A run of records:
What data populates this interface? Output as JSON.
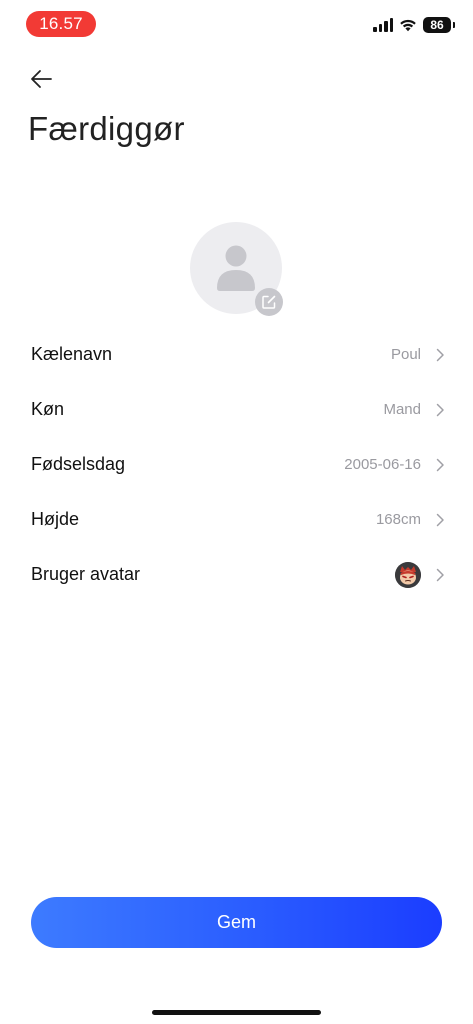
{
  "status_bar": {
    "time": "16.57",
    "battery": "86"
  },
  "header": {
    "title": "Færdiggør"
  },
  "profile": {
    "rows": [
      {
        "label": "Kælenavn",
        "value": "Poul"
      },
      {
        "label": "Køn",
        "value": "Mand"
      },
      {
        "label": "Fødselsdag",
        "value": "2005-06-16"
      },
      {
        "label": "Højde",
        "value": "168cm"
      },
      {
        "label": "Bruger avatar",
        "value": ""
      }
    ]
  },
  "footer": {
    "save_label": "Gem"
  },
  "colors": {
    "time_pill": "#f23a35",
    "button_gradient_start": "#3d7bff",
    "button_gradient_end": "#1b3dff",
    "value_text": "#9a9aa0"
  }
}
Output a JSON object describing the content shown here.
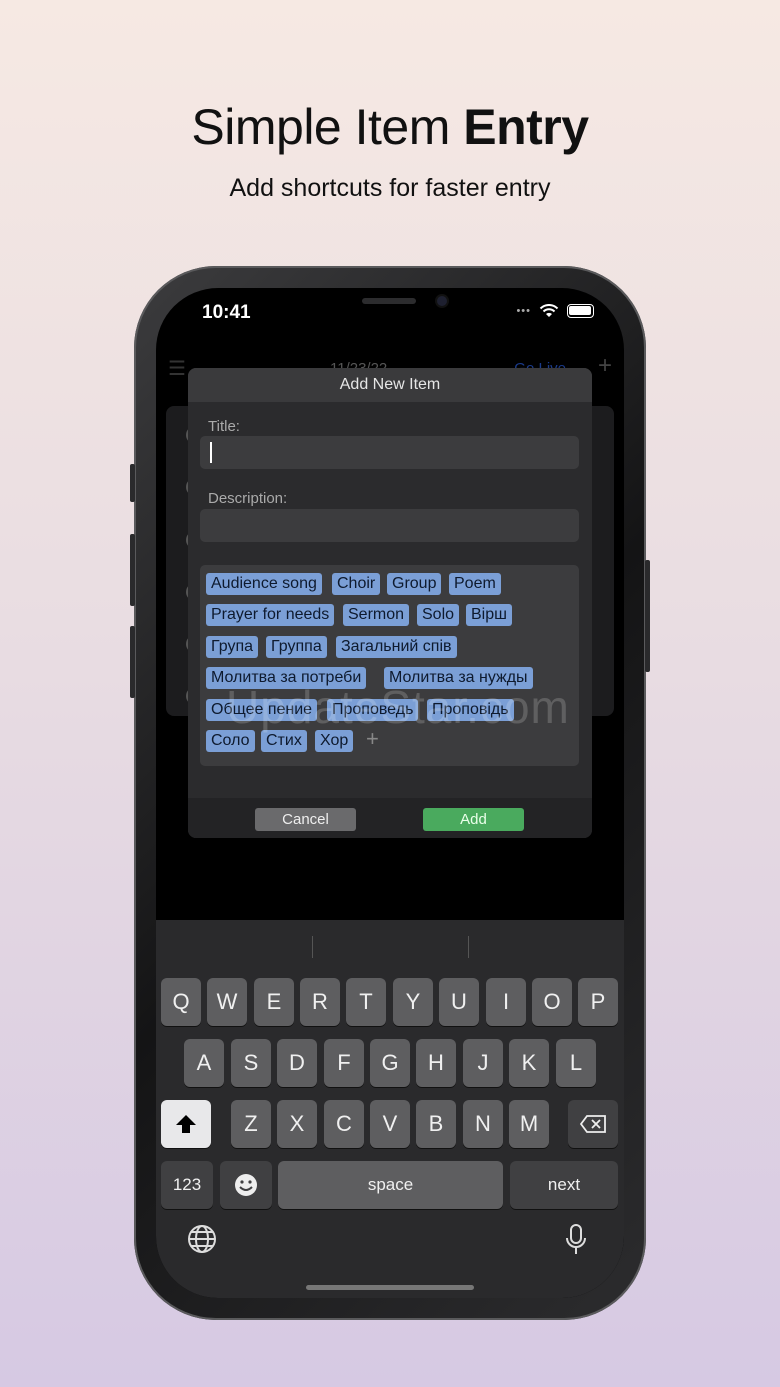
{
  "headline": {
    "normal": "Simple Item ",
    "bold": "Entry"
  },
  "subheadline": "Add shortcuts for faster entry",
  "status_bar": {
    "time": "10:41"
  },
  "background_app": {
    "date": "11/23/22",
    "go_live": "Go Live"
  },
  "dialog": {
    "title": "Add New Item",
    "title_label": "Title:",
    "title_value": "",
    "description_label": "Description:",
    "description_value": "",
    "tags": [
      "Audience song",
      "Choir",
      "Group",
      "Poem",
      "Prayer for needs",
      "Sermon",
      "Solo",
      "Вірш",
      "Група",
      "Группа",
      "Загальний спів",
      "Молитва за  потреби",
      "Молитва за нужды",
      "Общее пение",
      "Проповедь",
      "Проповідь",
      "Соло",
      "Стих",
      "Хор"
    ],
    "cancel_label": "Cancel",
    "add_label": "Add"
  },
  "watermark": "UpdateStar.com",
  "keyboard": {
    "row1": [
      "Q",
      "W",
      "E",
      "R",
      "T",
      "Y",
      "U",
      "I",
      "O",
      "P"
    ],
    "row2": [
      "A",
      "S",
      "D",
      "F",
      "G",
      "H",
      "J",
      "K",
      "L"
    ],
    "row3": [
      "Z",
      "X",
      "C",
      "V",
      "B",
      "N",
      "M"
    ],
    "numbers_label": "123",
    "space_label": "space",
    "next_label": "next"
  }
}
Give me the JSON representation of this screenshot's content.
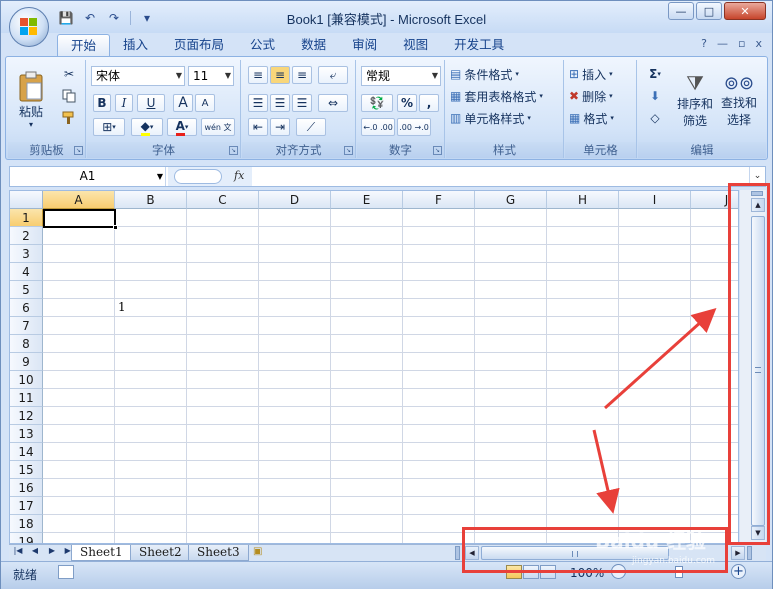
{
  "window": {
    "title": "Book1  [兼容模式] - Microsoft Excel",
    "controls": {
      "minimize": "—",
      "maximize": "□",
      "close": "✕"
    }
  },
  "quick_access": {
    "save": "💾",
    "undo": "↶",
    "redo": "↷",
    "customize": "▾"
  },
  "tabs": [
    "开始",
    "插入",
    "页面布局",
    "公式",
    "数据",
    "审阅",
    "视图",
    "开发工具"
  ],
  "ribbon_right": {
    "help": "?",
    "minimize": "—",
    "restore": "▫",
    "close": "x"
  },
  "ribbon": {
    "clipboard": {
      "title": "剪贴板",
      "paste": "粘贴"
    },
    "font": {
      "title": "字体",
      "name": "宋体",
      "size": "11",
      "bold": "B",
      "italic": "I",
      "underline": "U",
      "grow": "A",
      "shrink": "A",
      "phonetic": "wén 文",
      "font_color": "A"
    },
    "alignment": {
      "title": "对齐方式"
    },
    "number": {
      "title": "数字",
      "format": "常规",
      "percent": "%",
      "comma": ",",
      "inc_decimal": "←.0 .00",
      "dec_decimal": ".00 →.0"
    },
    "styles": {
      "title": "样式",
      "conditional": "条件格式",
      "table": "套用表格格式",
      "cell_styles": "单元格样式"
    },
    "cells": {
      "title": "单元格",
      "insert": "插入",
      "delete": "删除",
      "format": "格式"
    },
    "editing": {
      "title": "编辑",
      "sigma": "Σ",
      "sort_filter_1": "排序和",
      "sort_filter_2": "筛选",
      "find_select_1": "查找和",
      "find_select_2": "选择"
    }
  },
  "formula_bar": {
    "name_box": "A1",
    "fx": "fx",
    "value": ""
  },
  "columns": [
    "A",
    "B",
    "C",
    "D",
    "E",
    "F",
    "G",
    "H",
    "I",
    "J"
  ],
  "rows": [
    "1",
    "2",
    "3",
    "4",
    "5",
    "6",
    "7",
    "8",
    "9",
    "10",
    "11",
    "12",
    "13",
    "14",
    "15",
    "16",
    "17",
    "18",
    "19"
  ],
  "cells": {
    "B6": "1"
  },
  "sheets": [
    "Sheet1",
    "Sheet2",
    "Sheet3"
  ],
  "status": {
    "ready": "就绪",
    "zoom": "100%",
    "zoom_minus": "－",
    "zoom_plus": "+"
  },
  "watermark": {
    "brand": "Baidu 经验",
    "url": "jingyan.baidu.com"
  },
  "annotation_color": "#e8403a"
}
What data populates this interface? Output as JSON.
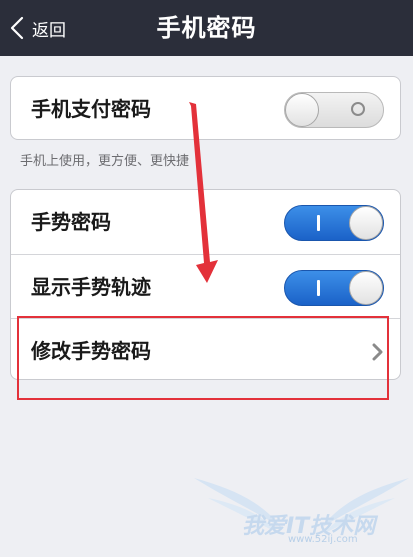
{
  "nav": {
    "back_label": "返回",
    "title": "手机密码"
  },
  "settings": {
    "payment_password": {
      "label": "手机支付密码",
      "enabled": false
    },
    "hint": "手机上使用，更方便、更快捷",
    "gesture_password": {
      "label": "手势密码",
      "enabled": true
    },
    "show_gesture_trace": {
      "label": "显示手势轨迹",
      "enabled": true
    },
    "change_gesture_password": {
      "label": "修改手势密码"
    }
  },
  "watermark": {
    "text": "我爱IT技术网",
    "url": "www.52ij.com"
  },
  "colors": {
    "navbar": "#2b2e3a",
    "toggle_on": "#2a78dc",
    "highlight": "#e3313a"
  }
}
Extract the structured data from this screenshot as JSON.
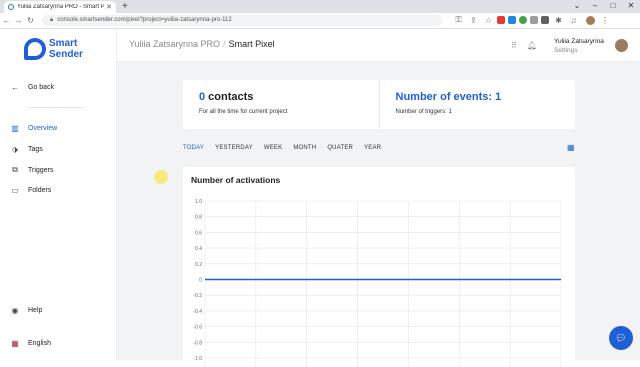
{
  "browser": {
    "tab_title": "Yuliia Zatsarynna PRO - Smart P...",
    "new_tab": "+",
    "url": "console.smartsender.com/pixel?project=yuliia-zatsarynna-pro-112"
  },
  "sidebar": {
    "logo_line1": "Smart",
    "logo_line2": "Sender",
    "back": "Go back",
    "items": [
      {
        "label": "Overview",
        "icon": "overview-icon"
      },
      {
        "label": "Tags",
        "icon": "tag-icon"
      },
      {
        "label": "Triggers",
        "icon": "triggers-icon"
      },
      {
        "label": "Folders",
        "icon": "folder-icon"
      }
    ],
    "help": "Help",
    "language": "English"
  },
  "header": {
    "project": "Yuliia Zatsarynna PRO",
    "page": "Smart Pixel",
    "user_name": "Yuliia Zatsarynna",
    "user_sub": "Settings"
  },
  "stats": {
    "contacts_num": "0",
    "contacts_word": " contacts",
    "contacts_sub": "For all the time for current project",
    "events": "Number of events: 1",
    "triggers": "Number of triggers: 1"
  },
  "periods": [
    "TODAY",
    "YESTERDAY",
    "WEEK",
    "MONTH",
    "QUATER",
    "YEAR"
  ],
  "chart_title": "Number of activations",
  "chart_data": {
    "type": "line",
    "title": "Number of activations",
    "ylim": [
      -1.0,
      1.0
    ],
    "yticks": [
      "1.0",
      "0.8",
      "0.6",
      "0.4",
      "0.2",
      "0",
      "-0.2",
      "-0.4",
      "-0.6",
      "-0.8",
      "-1.0"
    ],
    "series": [
      {
        "values": [
          0,
          0,
          0,
          0,
          0,
          0,
          0
        ]
      }
    ],
    "grid": true
  },
  "colors": {
    "accent": "#1f5fd6"
  }
}
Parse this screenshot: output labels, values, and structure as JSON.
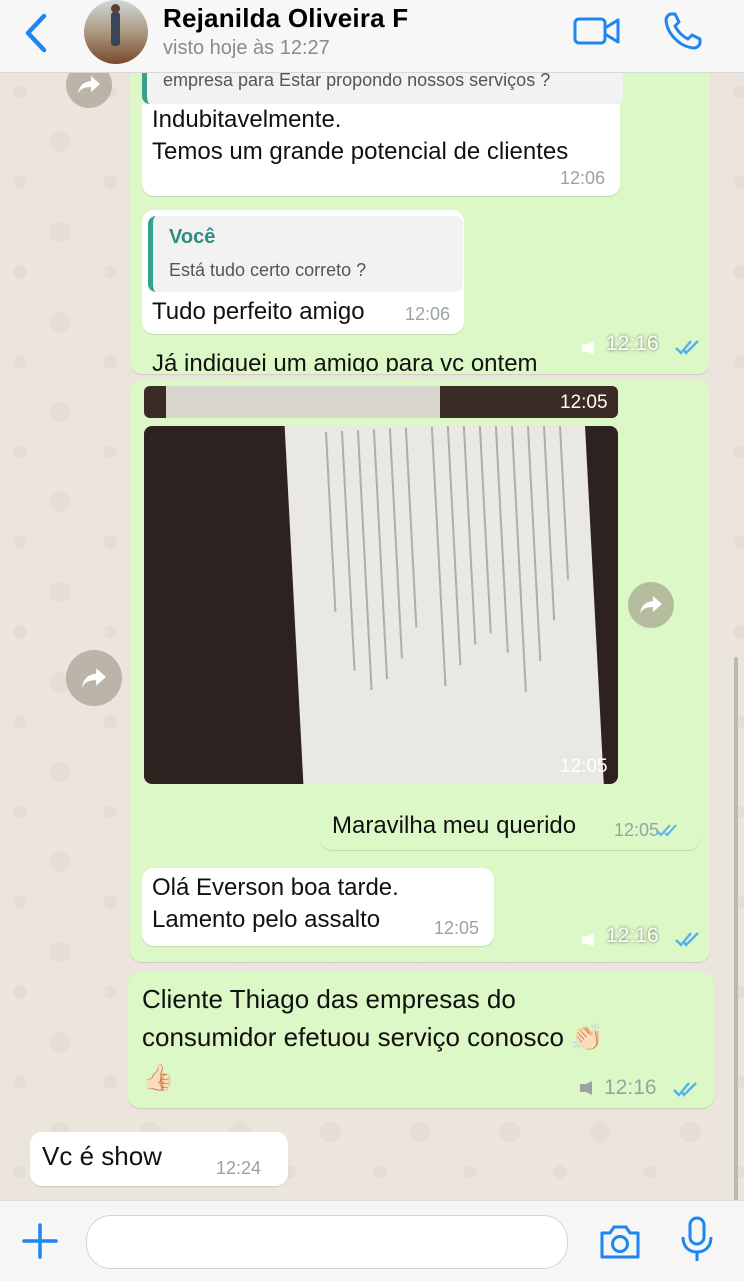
{
  "header": {
    "contact_name": "Rejanilda Oliveira F",
    "status": "visto hoje às 12:27",
    "icons": [
      "back-icon",
      "video-call-icon",
      "phone-call-icon"
    ]
  },
  "forwarded_1": {
    "quoted_top_text": "empresa para Estar propondo nossos serviços ?",
    "message1_lines": [
      "Indubitavelmente.",
      "Temos um grande potencial de clientes"
    ],
    "message1_time": "12:06",
    "quote_author": "Você",
    "quote_text": "Está tudo certo correto ?",
    "message2": "Tudo perfeito amigo",
    "message2_time": "12:06",
    "cut_message": "Já indiquei um amigo para vc ontem",
    "card_time": "12:16"
  },
  "forwarded_2": {
    "photo_strip_time": "12:05",
    "photo_time": "12:05",
    "out_message": "Maravilha meu querido",
    "out_time": "12:05",
    "in_message_lines": [
      "Olá Everson boa tarde.",
      "Lamento pelo assalto"
    ],
    "in_time": "12:05",
    "card_time": "12:16"
  },
  "outgoing": {
    "line1": "Cliente Thiago das empresas do",
    "line2": "consumidor efetuou serviço conosco 👏🏻",
    "line3": "👍🏻",
    "time": "12:16"
  },
  "incoming": {
    "text": "Vc é show",
    "time": "12:24"
  },
  "composer": {
    "placeholder": ""
  },
  "colors": {
    "accent_blue": "#1d86f0",
    "bubble_green": "#dcf8c6",
    "chat_bg": "#ece5dd",
    "read_ticks": "#4fb3f6"
  }
}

STATED TASK: Scan the listing above and identify each line holding the string "amigo"; copy every such line.

WRITTEN RESPONSE:
    "message2": "Tudo perfeito amigo",
    "cut_message": "Já indiquei um amigo para vc ontem",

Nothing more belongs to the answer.